» JOB:
Below is some material; set it all down exactly, apart from the pictures.

» Records from a data collection:
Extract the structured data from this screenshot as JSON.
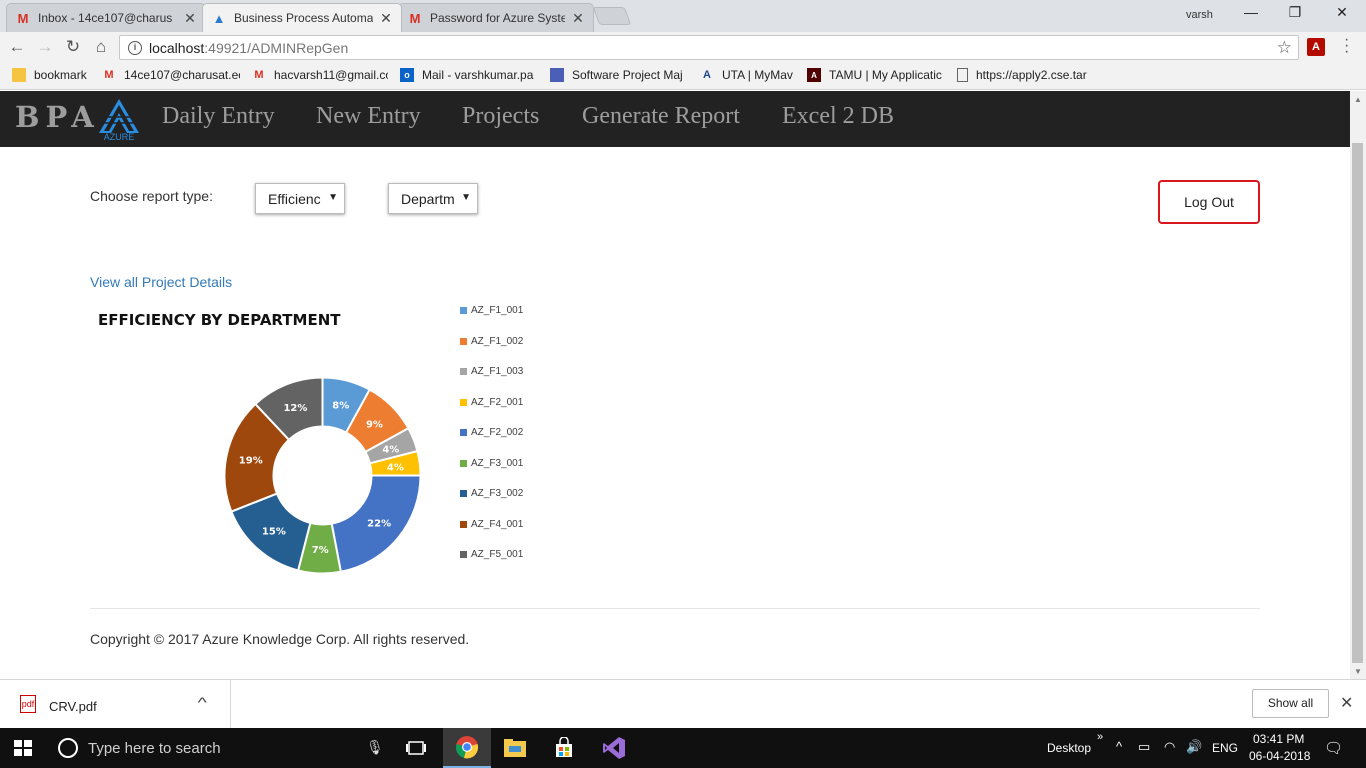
{
  "browser": {
    "tabs": [
      {
        "title": "Inbox - 14ce107@charus",
        "icon": "gmail-icon",
        "active": false
      },
      {
        "title": "Business Process Automa",
        "icon": "azure-icon",
        "active": true
      },
      {
        "title": "Password for Azure Syste",
        "icon": "gmail-icon",
        "active": false
      }
    ],
    "tab_close": "✕",
    "user": "varsh",
    "url_host": "localhost",
    "url_path": ":49921/ADMINRepGen",
    "bookmarks": [
      {
        "label": "bookmark",
        "icon": "folder-icon"
      },
      {
        "label": "14ce107@charusat.ec",
        "icon": "gmail-icon"
      },
      {
        "label": "hacvarsh11@gmail.co",
        "icon": "gmail-icon"
      },
      {
        "label": "Mail - varshkumar.pa",
        "icon": "outlook-icon"
      },
      {
        "label": "Software Project Maj",
        "icon": "form-icon"
      },
      {
        "label": "UTA | MyMav",
        "icon": "uta-icon"
      },
      {
        "label": "TAMU | My Applicatic",
        "icon": "tamu-icon"
      },
      {
        "label": "https://apply2.cse.tar",
        "icon": "page-icon"
      }
    ]
  },
  "app": {
    "brand": "BPA",
    "logo_text": "AZURE",
    "nav": [
      "Daily Entry",
      "New Entry",
      "Projects",
      "Generate Report",
      "Excel 2 DB"
    ],
    "report_label": "Choose report type:",
    "select_report": "Efficienc",
    "select_group": "Departm",
    "logout": "Log Out",
    "view_link": "View all Project Details",
    "copyright": "Copyright © 2017 Azure Knowledge Corp. All rights reserved."
  },
  "chart_data": {
    "type": "pie",
    "variant": "donut",
    "title": "EFFICIENCY BY DEPARTMENT",
    "legend_position": "right",
    "series": [
      {
        "name": "AZ_F1_001",
        "value": 8,
        "label": "8%",
        "color": "#5b9bd5"
      },
      {
        "name": "AZ_F1_002",
        "value": 9,
        "label": "9%",
        "color": "#ed7d31"
      },
      {
        "name": "AZ_F1_003",
        "value": 4,
        "label": "4%",
        "color": "#a5a5a5"
      },
      {
        "name": "AZ_F2_001",
        "value": 4,
        "label": "4%",
        "color": "#ffc000"
      },
      {
        "name": "AZ_F2_002",
        "value": 22,
        "label": "22%",
        "color": "#4472c4"
      },
      {
        "name": "AZ_F3_001",
        "value": 7,
        "label": "7%",
        "color": "#70ad47"
      },
      {
        "name": "AZ_F3_002",
        "value": 15,
        "label": "15%",
        "color": "#255e91"
      },
      {
        "name": "AZ_F4_001",
        "value": 19,
        "label": "19%",
        "color": "#9e480e"
      },
      {
        "name": "AZ_F5_001",
        "value": 12,
        "label": "12%",
        "color": "#636363"
      }
    ]
  },
  "downloads": {
    "file": "CRV.pdf",
    "show_all": "Show all"
  },
  "taskbar": {
    "search": "Type here to search",
    "desktop": "Desktop",
    "lang": "ENG",
    "time": "03:41 PM",
    "date": "06-04-2018"
  }
}
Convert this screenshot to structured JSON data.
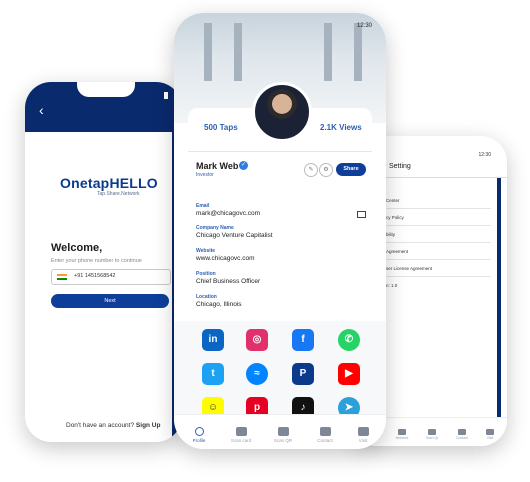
{
  "left_phone": {
    "logo_prefix": "Onetap",
    "logo_brand": "HELLO",
    "tagline": "Tap.Share.Network",
    "welcome": "Welcome,",
    "phone_prompt": "Enter your phone number to continue",
    "phone_value": "+91 1451568542",
    "next_label": "Next",
    "signup_text": "Don't have an account?",
    "signup_link": "Sign Up"
  },
  "center_phone": {
    "status_time": "12:30",
    "taps": "500 Taps",
    "views": "2.1K Views",
    "name": "Mark Web",
    "role": "Investor",
    "share_label": "Share",
    "fields": [
      {
        "label": "Email",
        "value": "mark@chicagovc.com"
      },
      {
        "label": "Company Name",
        "value": "Chicago Venture Capitalist"
      },
      {
        "label": "Website",
        "value": "www.chicagovc.com"
      },
      {
        "label": "Position",
        "value": "Chief Business Officer"
      },
      {
        "label": "Location",
        "value": "Chicago, Illinois"
      }
    ],
    "social": [
      "linkedin-icon",
      "instagram-icon",
      "facebook-icon",
      "whatsapp-icon",
      "twitter-icon",
      "messenger-icon",
      "paypal-icon",
      "youtube-icon",
      "snapchat-icon",
      "pinterest-icon",
      "tiktok-icon",
      "telegram-icon"
    ],
    "nav": [
      "Profile",
      "Scan card",
      "Scan QR",
      "Contact",
      "Visit"
    ]
  },
  "right_phone": {
    "status_time": "12:30",
    "title": "Setting",
    "items": [
      "Center",
      "cy Policy",
      "bility",
      "Agreement",
      "ser License Agreement",
      "n: 1.0"
    ],
    "nav": [
      "Network",
      "Scan Qr",
      "Contact",
      "Visit"
    ]
  }
}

» RESULT FOR THIS TASK:
Extract the structured data from this screenshot as JSON.
{
  "browser": {
    "tabs": [
      {
        "title": "Inbox - 14ce107@charus",
        "icon": "gmail-icon",
        "active": false
      },
      {
        "title": "Business Process Automa",
        "icon": "azure-icon",
        "active": true
      },
      {
        "title": "Password for Azure Syste",
        "icon": "gmail-icon",
        "active": false
      }
    ],
    "tab_close": "✕",
    "user": "varsh",
    "url_host": "localhost",
    "url_path": ":49921/ADMINRepGen",
    "bookmarks": [
      {
        "label": "bookmark",
        "icon": "folder-icon"
      },
      {
        "label": "14ce107@charusat.ec",
        "icon": "gmail-icon"
      },
      {
        "label": "hacvarsh11@gmail.co",
        "icon": "gmail-icon"
      },
      {
        "label": "Mail - varshkumar.pa",
        "icon": "outlook-icon"
      },
      {
        "label": "Software Project Maj",
        "icon": "form-icon"
      },
      {
        "label": "UTA | MyMav",
        "icon": "uta-icon"
      },
      {
        "label": "TAMU | My Applicatic",
        "icon": "tamu-icon"
      },
      {
        "label": "https://apply2.cse.tar",
        "icon": "page-icon"
      }
    ]
  },
  "app": {
    "brand": "BPA",
    "logo_text": "AZURE",
    "nav": [
      "Daily Entry",
      "New Entry",
      "Projects",
      "Generate Report",
      "Excel 2 DB"
    ],
    "report_label": "Choose report type:",
    "select_report": "Efficienc",
    "select_group": "Departm",
    "logout": "Log Out",
    "view_link": "View all Project Details",
    "copyright": "Copyright © 2017 Azure Knowledge Corp. All rights reserved."
  },
  "chart_data": {
    "type": "pie",
    "variant": "donut",
    "title": "EFFICIENCY BY DEPARTMENT",
    "legend_position": "right",
    "series": [
      {
        "name": "AZ_F1_001",
        "value": 8,
        "label": "8%",
        "color": "#5b9bd5"
      },
      {
        "name": "AZ_F1_002",
        "value": 9,
        "label": "9%",
        "color": "#ed7d31"
      },
      {
        "name": "AZ_F1_003",
        "value": 4,
        "label": "4%",
        "color": "#a5a5a5"
      },
      {
        "name": "AZ_F2_001",
        "value": 4,
        "label": "4%",
        "color": "#ffc000"
      },
      {
        "name": "AZ_F2_002",
        "value": 22,
        "label": "22%",
        "color": "#4472c4"
      },
      {
        "name": "AZ_F3_001",
        "value": 7,
        "label": "7%",
        "color": "#70ad47"
      },
      {
        "name": "AZ_F3_002",
        "value": 15,
        "label": "15%",
        "color": "#255e91"
      },
      {
        "name": "AZ_F4_001",
        "value": 19,
        "label": "19%",
        "color": "#9e480e"
      },
      {
        "name": "AZ_F5_001",
        "value": 12,
        "label": "12%",
        "color": "#636363"
      }
    ]
  },
  "downloads": {
    "file": "CRV.pdf",
    "show_all": "Show all"
  },
  "taskbar": {
    "search": "Type here to search",
    "desktop": "Desktop",
    "lang": "ENG",
    "time": "03:41 PM",
    "date": "06-04-2018"
  }
}
Convert this screenshot to structured JSON data.
{
  "left_phone": {
    "logo_prefix": "Onetap",
    "logo_brand": "HELLO",
    "tagline": "Tap.Share.Network",
    "welcome": "Welcome,",
    "phone_prompt": "Enter your phone number to continue",
    "phone_value": "+91 1451568542",
    "next_label": "Next",
    "signup_text": "Don't have an account?",
    "signup_link": "Sign Up"
  },
  "center_phone": {
    "status_time": "12:30",
    "taps": "500 Taps",
    "views": "2.1K Views",
    "name": "Mark Web",
    "role": "Investor",
    "share_label": "Share",
    "fields": [
      {
        "label": "Email",
        "value": "mark@chicagovc.com"
      },
      {
        "label": "Company Name",
        "value": "Chicago Venture Capitalist"
      },
      {
        "label": "Website",
        "value": "www.chicagovc.com"
      },
      {
        "label": "Position",
        "value": "Chief Business Officer"
      },
      {
        "label": "Location",
        "value": "Chicago, Illinois"
      }
    ],
    "social": [
      "linkedin-icon",
      "instagram-icon",
      "facebook-icon",
      "whatsapp-icon",
      "twitter-icon",
      "messenger-icon",
      "paypal-icon",
      "youtube-icon",
      "snapchat-icon",
      "pinterest-icon",
      "tiktok-icon",
      "telegram-icon"
    ],
    "nav": [
      "Profile",
      "Scan card",
      "Scan QR",
      "Contact",
      "Visit"
    ]
  },
  "right_phone": {
    "status_time": "12:30",
    "title": "Setting",
    "items": [
      "Center",
      "cy Policy",
      "bility",
      "Agreement",
      "ser License Agreement",
      "n: 1.0"
    ],
    "nav": [
      "Network",
      "Scan Qr",
      "Contact",
      "Visit"
    ]
  }
}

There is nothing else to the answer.